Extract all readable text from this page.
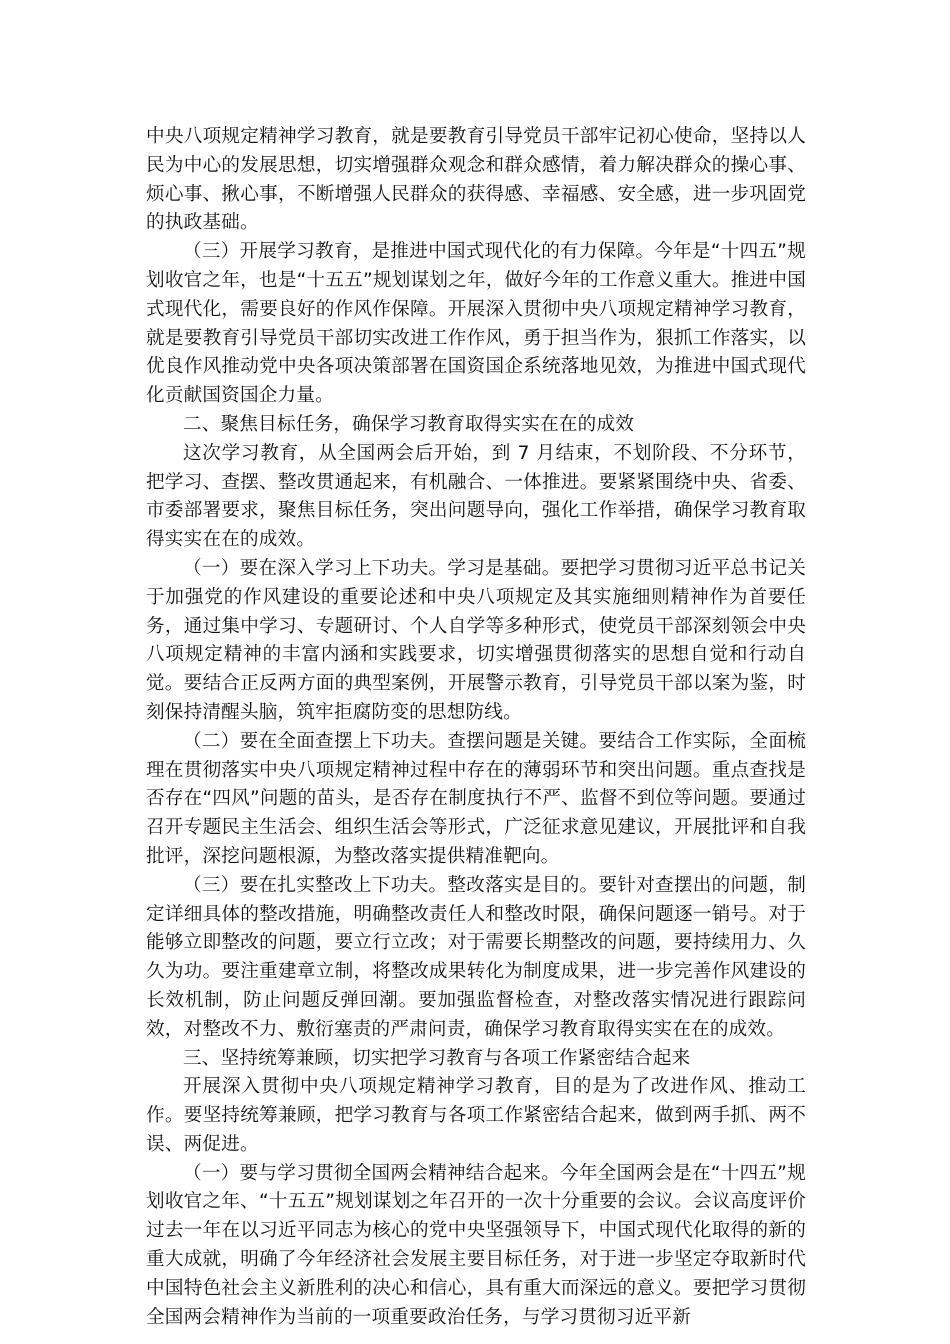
中央八项规定精神学习教育，就是要教育引导党员干部牢记初心使命，坚持以人民为中心的发展思想，切实增强群众观念和群众感情，着力解决群众的操心事、烦心事、揪心事，不断增强人民群众的获得感、幸福感、安全感，进一步巩固党的执政基础。

（三）开展学习教育，是推进中国式现代化的有力保障。今年是“十四五”规划收官之年，也是“十五五”规划谋划之年，做好今年的工作意义重大。推进中国式现代化，需要良好的作风作保障。开展深入贯彻中央八项规定精神学习教育，就是要教育引导党员干部切实改进工作作风，勇于担当作为，狠抓工作落实，以优良作风推动党中央各项决策部署在国资国企系统落地见效，为推进中国式现代化贡献国资国企力量。

二、聚焦目标任务，确保学习教育取得实实在在的成效

这次学习教育，从全国两会后开始，到 7 月结束，不划阶段、不分环节，把学习、查摆、整改贯通起来，有机融合、一体推进。要紧紧围绕中央、省委、市委部署要求，聚焦目标任务，突出问题导向，强化工作举措，确保学习教育取得实实在在的成效。

（一）要在深入学习上下功夫。学习是基础。要把学习贯彻习近平总书记关于加强党的作风建设的重要论述和中央八项规定及其实施细则精神作为首要任务，通过集中学习、专题研讨、个人自学等多种形式，使党员干部深刻领会中央八项规定精神的丰富内涵和实践要求，切实增强贯彻落实的思想自觉和行动自觉。要结合正反两方面的典型案例，开展警示教育，引导党员干部以案为鉴，时刻保持清醒头脑，筑牢拒腐防变的思想防线。

（二）要在全面查摆上下功夫。查摆问题是关键。要结合工作实际，全面梳理在贯彻落实中央八项规定精神过程中存在的薄弱环节和突出问题。重点查找是否存在“四风”问题的苗头，是否存在制度执行不严、监督不到位等问题。要通过召开专题民主生活会、组织生活会等形式，广泛征求意见建议，开展批评和自我批评，深挖问题根源，为整改落实提供精准靶向。

（三）要在扎实整改上下功夫。整改落实是目的。要针对查摆出的问题，制定详细具体的整改措施，明确整改责任人和整改时限，确保问题逐一销号。对于能够立即整改的问题，要立行立改；对于需要长期整改的问题，要持续用力、久久为功。要注重建章立制，将整改成果转化为制度成果，进一步完善作风建设的长效机制，防止问题反弹回潮。要加强监督检查，对整改落实情况进行跟踪问效，对整改不力、敷衍塞责的严肃问责，确保学习教育取得实实在在的成效。

三、坚持统筹兼顾，切实把学习教育与各项工作紧密结合起来

开展深入贯彻中央八项规定精神学习教育，目的是为了改进作风、推动工作。要坚持统筹兼顾，把学习教育与各项工作紧密结合起来，做到两手抓、两不误、两促进。

（一）要与学习贯彻全国两会精神结合起来。今年全国两会是在“十四五”规划收官之年、“十五五”规划谋划之年召开的一次十分重要的会议。会议高度评价过去一年在以习近平同志为核心的党中央坚强领导下，中国式现代化取得的新的重大成就，明确了今年经济社会发展主要目标任务，对于进一步坚定夺取新时代中国特色社会主义新胜利的决心和信心，具有重大而深远的意义。要把学习贯彻全国两会精神作为当前的一项重要政治任务，与学习贯彻习近平新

+ + + + + + +

EXERCISE REQUIREMENTS: Every entry must be transcribed exactly. Pictures do not belong in the copy.

RESULT:
Extract all readable text from this page.
中央八项规定精神学习教育，就是要教育引导党员干部牢记初心使命，坚持以人民为中心的发展思想，切实增强群众观念和群众感情，着力解决群众的操心事、烦心事、揪心事，不断增强人民群众的获得感、幸福感、安全感，进一步巩固党的执政基础。

（三）开展学习教育，是推进中国式现代化的有力保障。今年是“十四五”规划收官之年，也是“十五五”规划谋划之年，做好今年的工作意义重大。推进中国式现代化，需要良好的作风作保障。开展深入贯彻中央八项规定精神学习教育，就是要教育引导党员干部切实改进工作作风，勇于担当作为，狠抓工作落实，以优良作风推动党中央各项决策部署在国资国企系统落地见效，为推进中国式现代化贡献国资国企力量。

二、聚焦目标任务，确保学习教育取得实实在在的成效

这次学习教育，从全国两会后开始，到 7 月结束，不划阶段、不分环节，把学习、查摆、整改贯通起来，有机融合、一体推进。要紧紧围绕中央、省委、市委部署要求，聚焦目标任务，突出问题导向，强化工作举措，确保学习教育取得实实在在的成效。

（一）要在深入学习上下功夫。学习是基础。要把学习贯彻习近平总书记关于加强党的作风建设的重要论述和中央八项规定及其实施细则精神作为首要任务，通过集中学习、专题研讨、个人自学等多种形式，使党员干部深刻领会中央八项规定精神的丰富内涵和实践要求，切实增强贯彻落实的思想自觉和行动自觉。要结合正反两方面的典型案例，开展警示教育，引导党员干部以案为鉴，时刻保持清醒头脑，筑牢拒腐防变的思想防线。

（二）要在全面查摆上下功夫。查摆问题是关键。要结合工作实际，全面梳理在贯彻落实中央八项规定精神过程中存在的薄弱环节和突出问题。重点查找是否存在“四风”问题的苗头，是否存在制度执行不严、监督不到位等问题。要通过召开专题民主生活会、组织生活会等形式，广泛征求意见建议，开展批评和自我批评，深挖问题根源，为整改落实提供精准靶向。

（三）要在扎实整改上下功夫。整改落实是目的。要针对查摆出的问题，制定详细具体的整改措施，明确整改责任人和整改时限，确保问题逐一销号。对于能够立即整改的问题，要立行立改；对于需要长期整改的问题，要持续用力、久久为功。要注重建章立制，将整改成果转化为制度成果，进一步完善作风建设的长效机制，防止问题反弹回潮。要加强监督检查，对整改落实情况进行跟踪问效，对整改不力、敷衍塞责的严肃问责，确保学习教育取得实实在在的成效。

三、坚持统筹兼顾，切实把学习教育与各项工作紧密结合起来

开展深入贯彻中央八项规定精神学习教育，目的是为了改进作风、推动工作。要坚持统筹兼顾，把学习教育与各项工作紧密结合起来，做到两手抓、两不误、两促进。

（一）要与学习贯彻全国两会精神结合起来。今年全国两会是在“十四五”规划收官之年、“十五五”规划谋划之年召开的一次十分重要的会议。会议高度评价过去一年在以习近平同志为核心的党中央坚强领导下，中国式现代化取得的新的重大成就，明确了今年经济社会发展主要目标任务，对于进一步坚定夺取新时代中国特色社会主义新胜利的决心和信心，具有重大而深远的意义。要把学习贯彻全国两会精神作为当前的一项重要政治任务，与学习贯彻习近平新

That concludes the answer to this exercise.